> [Article]
La Crise des années 30, temps de misère et de pauvreté qu'a si bien chantés la Bolduc, a largement dépassé la dimension économique à laquelle le souvenir populaire - et certains historiens - l'a réduite.

Au-delà du chômage et de l'écrasement du produit intérieur brut, la Crise a eu des incidences politiques, sociales, intellectuelles et religieuses. Dans La modernité au Québec - 1. La Crise de l'homme et de l'esprit, l'historien Yvan Lamonde décrit comment le Québec s'est alors vu engagé dans un combat pour la modernité, comprise ici comme «conscience générationnelle» du temps.

Cet ouvrage - d'une nécessaire densité mais dur à lire par bouts à cause des innombrables citations - s'inscrit dans une suite commencée avec les deux tomes de Histoire sociale des idées au Québec 1760-1896 et 1896-1929 (Fides, 2000 et 2004); quand le deuxième tome de La modernité (1940-1965) aura paru, «l'entreprise sera une généalogie de ce qu'on a confusément et paradoxalement appelé la «Révolution tranquille» «, une époque-idée que M. Lamonde n'a de cesse de démythifier.

> [Listes des éléments et des zones]
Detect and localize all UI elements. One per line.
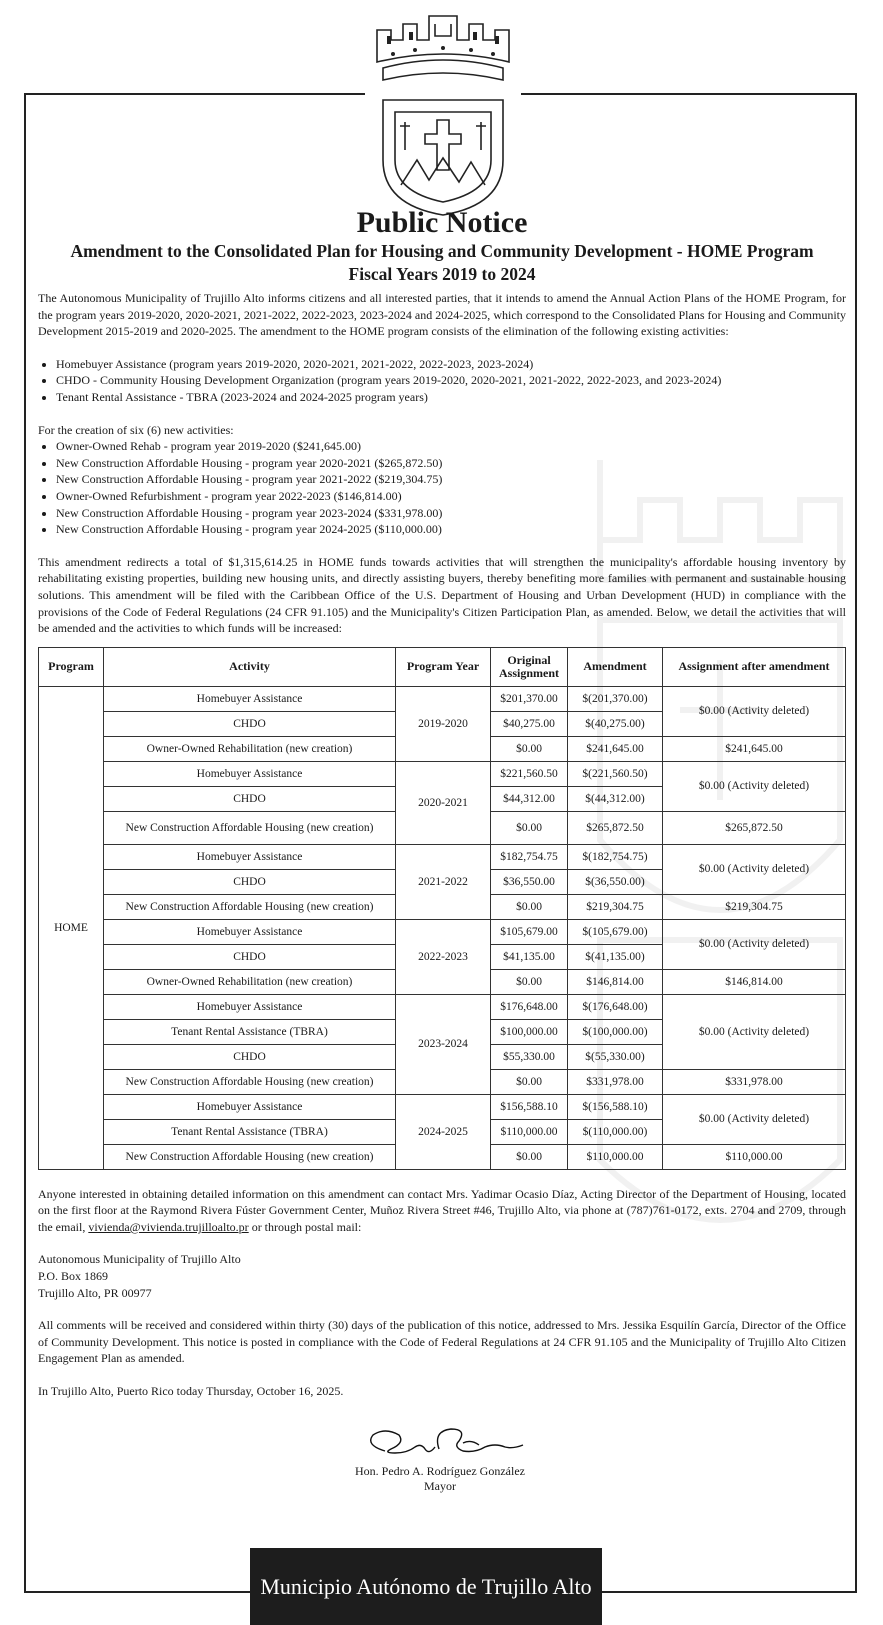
after-cell: $110,000.00: [663, 1144, 846, 1169]
original-cell: $110,000.00: [491, 1119, 568, 1144]
list-item: • New Construction Affordable Housing - program year 2020-2021 ($265,872.50): [56, 455, 846, 472]
original-cell: $156,588.10: [491, 1094, 568, 1119]
email-link[interactable]: vivienda@vivienda.trujilloalto.pr: [88, 1219, 249, 1234]
program-year-cell: 2024-2025: [396, 1094, 491, 1169]
amendment-cell: $(182,754.75): [568, 844, 663, 869]
amendment-cell: $(221,560.50): [568, 761, 663, 786]
list-item: • Owner-Owned Refurbishment - program year 2022-2023 ($146,814.00): [56, 488, 846, 505]
column-header: Amendment: [568, 647, 663, 686]
comments-paragraph: All comments will be received and considered within thirty (30) days of the publication of this notice, addressed to Mrs. Jessika Esquilín García, Director of the Office of Community Development. This notice is posted in compliance with the Code of Federal Regulations at 24 CFR 91.105 and the Municipality of Trujillo Alto Citizen Engagement Plan as amended.: [38, 1318, 846, 1366]
amendment-cell: $241,645.00: [568, 736, 663, 761]
amendment-cell: $(176,648.00): [568, 994, 663, 1019]
amendment-cell: $(41,135.00): [568, 944, 663, 969]
activity-cell: New Construction Affordable Housing (new creation): [104, 811, 396, 844]
address-line: Trujillo Alto, PR 00977: [38, 1285, 152, 1300]
original-cell: $40,275.00: [491, 711, 568, 736]
amendment-cell: $(100,000.00): [568, 1019, 663, 1044]
amendment-cell: $(55,330.00): [568, 1044, 663, 1069]
created-activities-list: [38, 438, 846, 538]
activity-cell: CHDO: [104, 1044, 396, 1069]
list-item: • CHDO - Community Housing Development Organization (program years 2019-2020, 2020-2021, 2021-2022, 2022-2023, and 2023-2024): [56, 372, 846, 389]
notice-title: Public Notice: [356, 206, 528, 239]
table-row: [39, 1094, 846, 1119]
amendment-table: [38, 647, 846, 1170]
original-cell: $221,560.50: [491, 761, 568, 786]
column-header: Original Assignment: [491, 647, 568, 686]
amendment-cell: $(36,550.00): [568, 869, 663, 894]
table-row: [39, 686, 846, 711]
after-cell: $219,304.75: [663, 894, 846, 919]
signer-role: Mayor: [424, 1479, 456, 1493]
table-header-row: [39, 647, 846, 686]
table-row: [39, 844, 846, 869]
list-item: • Owner-Owned Rehab - program year 2019-2020 ($241,645.00): [56, 438, 846, 455]
contact-text-end: or through postal mail:: [248, 1219, 362, 1234]
original-cell: $201,370.00: [491, 686, 568, 711]
contact-text: Anyone interested in obtaining detailed information on this amendment can contact Mrs. Yadimar Ocasio Díaz, Acting Director of the Department of Housing, located on the first floor at the Raymond Rivera Fúster Government Center, Muñoz Rivera Street #46, Trujillo Alto, via phone at (787)761-0172, exts. 2704 and 2709, through the email,: [38, 1186, 846, 1234]
activity-cell: Homebuyer Assistance: [104, 1094, 396, 1119]
activity-cell: Homebuyer Assistance: [104, 919, 396, 944]
activity-cell: Tenant Rental Assistance (TBRA): [104, 1019, 396, 1044]
program-cell: HOME: [39, 686, 104, 1169]
activity-cell: CHDO: [104, 944, 396, 969]
amendment-cell: $(44,312.00): [568, 786, 663, 811]
activity-cell: Owner-Owned Rehabilitation (new creation): [104, 969, 396, 994]
original-cell: $0.00: [491, 1069, 568, 1094]
after-cell: $0.00 (Activity deleted): [663, 761, 846, 811]
handwritten-signature: [355, 1425, 525, 1459]
list-item: • New Construction Affordable Housing - program year 2024-2025 ($110,000.00): [56, 521, 846, 538]
signer-name: Hon. Pedro A. Rodríguez González: [355, 1464, 525, 1478]
after-cell: $265,872.50: [663, 811, 846, 844]
table-row: [39, 919, 846, 944]
column-header: Program: [39, 647, 104, 686]
amendment-cell: $331,978.00: [568, 1069, 663, 1094]
after-cell: $0.00 (Activity deleted): [663, 1094, 846, 1144]
original-cell: $0.00: [491, 969, 568, 994]
address-line: P.O. Box 1869: [38, 1269, 109, 1284]
municipal-crest-logo: [365, 10, 521, 218]
amendment-cell: $(156,588.10): [568, 1094, 663, 1119]
amendment-cell: $(110,000.00): [568, 1119, 663, 1144]
program-year-cell: 2020-2021: [396, 761, 491, 844]
activity-cell: Homebuyer Assistance: [104, 844, 396, 869]
redirect-paragraph: This amendment redirects a total of $1,315,614.25 in HOME funds towards activities that will strengthen the municipality's affordable housing inventory by rehabilitating existing properties, building new housing units, and directly assisting buyers, thereby benefiting more families with permanent and sustainable housing solutions. This amendment will be filed with the Caribbean Office of the U.S. Department of Housing and Urban Development (HUD) in compliance with the provisions of the Code of Federal Regulations (24 CFR 91.105) and the Municipality's Citizen Participation Plan, as amended. Below, we detail the activities that will be amended and the activities to which funds will be increased:: [38, 554, 846, 636]
table-row: [39, 761, 846, 786]
list-item: • New Construction Affordable Housing - program year 2023-2024 ($331,978.00): [56, 505, 846, 522]
original-cell: $0.00: [491, 811, 568, 844]
activity-cell: New Construction Affordable Housing (new creation): [104, 1144, 396, 1169]
activity-cell: Homebuyer Assistance: [104, 994, 396, 1019]
activity-cell: New Construction Affordable Housing (new creation): [104, 894, 396, 919]
column-header: Assignment after amendment: [663, 647, 846, 686]
program-year-cell: 2019-2020: [396, 686, 491, 761]
list-item: • Tenant Rental Assistance - TBRA (2023-2024 and 2024-2025 program years): [56, 389, 846, 406]
intro-paragraph: The Autonomous Municipality of Trujillo Alto informs citizens and all interested parties, that it intends to amend the Annual Action Plans of the HOME Program, for the program years 2019-2020, 2020-2021, 2021-2022, 2022-2023, 2023-2024 and 2024-2025, which correspond to the Consolidated Plans for Housing and Community Development 2015-2019 and 2020-2025. The amendment to the HOME program consists of the elimination of the following existing activities:: [38, 291, 846, 339]
table-row: [39, 994, 846, 1019]
after-cell: $331,978.00: [663, 1069, 846, 1094]
program-year-cell: 2022-2023: [396, 919, 491, 994]
amendment-cell: $219,304.75: [568, 894, 663, 919]
contact-paragraph: [38, 1186, 846, 1236]
original-cell: $44,312.00: [491, 786, 568, 811]
activity-cell: Homebuyer Assistance: [104, 686, 396, 711]
signature-block: [300, 1425, 580, 1494]
activity-cell: CHDO: [104, 869, 396, 894]
column-header: Activity: [104, 647, 396, 686]
original-cell: $176,648.00: [491, 994, 568, 1019]
after-cell: $0.00 (Activity deleted): [663, 686, 846, 736]
dateline: In Trujillo Alto, Puerto Rico today Thursday, October 16, 2025.: [38, 1384, 344, 1399]
amendment-cell: $110,000.00: [568, 1144, 663, 1169]
list-item: • Homebuyer Assistance (program years 2019-2020, 2020-2021, 2021-2022, 2022-2023, 2023-2024): [56, 356, 846, 373]
amendment-cell: $(201,370.00): [568, 686, 663, 711]
amendment-cell: $(40,275.00): [568, 711, 663, 736]
notice-subtitle: Amendment to the Consolidated Plan for Housing and Community Development - HOME Program: [70, 241, 814, 261]
activity-cell: CHDO: [104, 786, 396, 811]
notice-fiscal-years: Fiscal Years 2019 to 2024: [348, 264, 536, 284]
activity-cell: New Construction Affordable Housing (new creation): [104, 1069, 396, 1094]
original-cell: $105,679.00: [491, 919, 568, 944]
footer-banner: Municipio Autónomo de Trujillo Alto: [250, 1548, 602, 1625]
activity-cell: Owner-Owned Rehabilitation (new creation): [104, 736, 396, 761]
after-cell: $241,645.00: [663, 736, 846, 761]
amendment-cell: $146,814.00: [568, 969, 663, 994]
activity-cell: Tenant Rental Assistance (TBRA): [104, 1119, 396, 1144]
original-cell: $41,135.00: [491, 944, 568, 969]
activity-cell: CHDO: [104, 711, 396, 736]
notice-content: [38, 206, 846, 1400]
program-year-cell: 2021-2022: [396, 844, 491, 919]
eliminated-activities-list: [38, 356, 846, 406]
original-cell: $0.00: [491, 1144, 568, 1169]
after-cell: $146,814.00: [663, 969, 846, 994]
after-cell: $0.00 (Activity deleted): [663, 844, 846, 894]
original-cell: $0.00: [491, 736, 568, 761]
original-cell: $36,550.00: [491, 869, 568, 894]
original-cell: $55,330.00: [491, 1044, 568, 1069]
program-year-cell: 2023-2024: [396, 994, 491, 1094]
activity-cell: Homebuyer Assistance: [104, 761, 396, 786]
column-header: Program Year: [396, 647, 491, 686]
after-cell: $0.00 (Activity deleted): [663, 994, 846, 1069]
amendment-cell: $265,872.50: [568, 811, 663, 844]
original-cell: $182,754.75: [491, 844, 568, 869]
creation-intro: For the creation of six (6) new activities:: [38, 422, 234, 437]
list-item: • New Construction Affordable Housing - program year 2021-2022 ($219,304.75): [56, 471, 846, 488]
amendment-cell: $(105,679.00): [568, 919, 663, 944]
address-line: Autonomous Municipality of Trujillo Alto: [38, 1252, 241, 1267]
original-cell: $100,000.00: [491, 1019, 568, 1044]
after-cell: $0.00 (Activity deleted): [663, 919, 846, 969]
original-cell: $0.00: [491, 894, 568, 919]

> [Exercices à réaliser]
A. Recopiez le passage de l'article sur la Crise des années 30 qui va de «Cet ouvrage - d'une» à «cesse de démythifier.».
B. Traduisez en anglais cette phrase de l'article sur la Crise des années 30 : «La Crise des années 30, temps de misère et de pauvreté qu'a si bien chantés la Bolduc, a largement dépassé la dimension économique à laquelle le souvenir populaire - et certains historiens - l'a réduite.»
C. Prolongez, s'il vous plaît, l'article sur la Crise des années 30 à partir de l'endroit où il s'arrête.
Les items ne servent à rien ici.

> [Réponses aux exercices]
A.
Cet ouvrage - d'une nécessaire densité mais dur à lire par bouts à cause des innombrables citations - s'inscrit dans une suite commencée avec les deux tomes de Histoire sociale des idées au Québec 1760-1896 et 1896-1929 (Fides, 2000 et 2004); quand le deuxième tome de La modernité (1940-1965) aura paru, «l'entreprise sera une généalogie de ce qu'on a confusément et paradoxalement appelé la «Révolution tranquille» «, une époque-idée que M. Lamonde n'a de cesse de démythifier.

B. The Depression of the 1930s, a time of misery and poverty so well sung by La Bolduc, went far beyond the economic dimension to which popular memory - and certain historians - reduced it.

C.
Si la révolution est «la révision active de toutes les valeurs», le Québec de la Crise y semble déjà engagé. L'effondrement économique a fait voir les limites du capitalisme, un système où les «trusts» - dénoncés violemment... en même temps que les juifs - font copain-copain avec le pouvoir politique. Le communisme, athée, représentant l'ennemi à abattre, les Canadiens français cherchent une troisième voie que certains croient avoir trouvée dans le corporatisme où, comme au Moyen-Âge, les corps de métier s'entendent avec les patrons. À l'intérieur d'un système contrôlé par un pouvoir central fort. Comme, alors, Mussolini en Italie, Salazar au Portugal et, éventuellement, Franco en Espagne.

Ici, on a Maurice Duplessis, élu en 1936 sous de fausses représentations nationalistes alors que, sous l'influence de penseurs (catholiques) français comme Jacques Maritain, André Laurendeau - «le penseur civique le plus articulé de sa génération» - et d'autres tentent d'établir clairement des distinctions nouvelles. Entre l'action nationale et l'action catholique - où les laïcs commencent à s'imposer -, entre le spirituel et le religieux, entre le catholicisme et la droite politique, entre le patriotisme et le nationalisme, approche aux multiples mouvances dont la figure emblématique reste le chanoine Lionel Groulx, auteur de Notre maître, le passé (1924-1937).

Le champ des idées du temps est vaste, comme la galerie de personnages - Jean-Charles Harvey, le père Lévesque, Saint-Denys Garneau - qui animaient les débats dans ce Québec rendu au seuil de la modernité mais toujours aux prises avec «l'hégémonie du passé».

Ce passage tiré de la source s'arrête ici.